▸ DIRECTION: Output all records precisely as written.
** START INPUT FOR THIS TASK **
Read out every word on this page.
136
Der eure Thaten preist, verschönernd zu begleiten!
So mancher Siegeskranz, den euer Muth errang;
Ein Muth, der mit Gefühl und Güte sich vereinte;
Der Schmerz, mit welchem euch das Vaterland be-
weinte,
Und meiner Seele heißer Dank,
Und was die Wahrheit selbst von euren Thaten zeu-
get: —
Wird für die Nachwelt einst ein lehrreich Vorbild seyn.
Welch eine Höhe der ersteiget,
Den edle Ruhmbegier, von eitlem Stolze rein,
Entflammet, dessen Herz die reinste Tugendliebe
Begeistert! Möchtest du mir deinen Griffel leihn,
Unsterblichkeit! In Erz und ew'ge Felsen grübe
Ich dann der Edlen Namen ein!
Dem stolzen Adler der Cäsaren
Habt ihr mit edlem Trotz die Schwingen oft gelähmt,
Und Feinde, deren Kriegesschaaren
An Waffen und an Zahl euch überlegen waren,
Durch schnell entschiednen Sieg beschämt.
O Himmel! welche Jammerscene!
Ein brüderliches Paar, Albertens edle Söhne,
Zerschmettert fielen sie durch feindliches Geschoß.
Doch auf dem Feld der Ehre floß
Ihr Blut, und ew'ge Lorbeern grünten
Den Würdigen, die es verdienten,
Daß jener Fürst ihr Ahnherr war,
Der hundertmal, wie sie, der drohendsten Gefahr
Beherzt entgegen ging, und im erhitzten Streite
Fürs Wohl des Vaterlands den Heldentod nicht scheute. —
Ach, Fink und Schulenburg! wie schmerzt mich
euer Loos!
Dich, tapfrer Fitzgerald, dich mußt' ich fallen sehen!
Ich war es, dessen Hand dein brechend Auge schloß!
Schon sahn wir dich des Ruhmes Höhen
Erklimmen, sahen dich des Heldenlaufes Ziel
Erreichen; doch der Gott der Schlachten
** END INPUT FOR THIS TASK **
▸ SOLUTION TO THE EXERCISE:
Read out every word on this page.
136
Der eure Thaten preist, verschönernd zu begleiten!
So mancher Siegeskranz, den euer Muth errang;
Ein Muth, der mit Gefühl und Güte sich vereinte;
Der Schmerz, mit welchem euch das Vaterland be-
weinte,
Und meiner Seele heißer Dank,
Und was die Wahrheit selbst von euren Thaten zeu-
get: —
Wird für die Nachwelt einst ein lehrreich Vorbild seyn.
Welch eine Höhe der ersteiget,
Den edle Ruhmbegier, von eitlem Stolze rein,
Entflammet, dessen Herz die reinste Tugendliebe
Begeistert! Möchtest du mir deinen Griffel leihn,
Unsterblichkeit! In Erz und ew'ge Felsen grübe
Ich dann der Edlen Namen ein!
Dem stolzen Adler der Cäsaren
Habt ihr mit edlem Trotz die Schwingen oft gelähmt,
Und Feinde, deren Kriegesschaaren
An Waffen und an Zahl euch überlegen waren,
Durch schnell entschiednen Sieg beschämt.
O Himmel! welche Jammerscene!
Ein brüderliches Paar, Albertens edle Söhne,
Zerschmettert fielen sie durch feindliches Geschoß.
Doch auf dem Feld der Ehre floß
Ihr Blut, und ew'ge Lorbeern grünten
Den Würdigen, die es verdienten,
Daß jener Fürst ihr Ahnherr war,
Der hundertmal, wie sie, der drohendsten Gefahr
Beherzt entgegen ging, und im erhitzten Streite
Fürs Wohl des Vaterlands den Heldentod nicht scheute. —
Ach, Fink und Schulenburg! wie schmerzt mich
euer Loos!
Dich, tapfrer Fitzgerald, dich mußt' ich fallen sehen!
Ich war es, dessen Hand dein brechend Auge schloß!
Schon sahn wir dich des Ruhmes Höhen
Erklimmen, sahen dich des Heldenlaufes Ziel
Erreichen; doch der Gott der Schlachten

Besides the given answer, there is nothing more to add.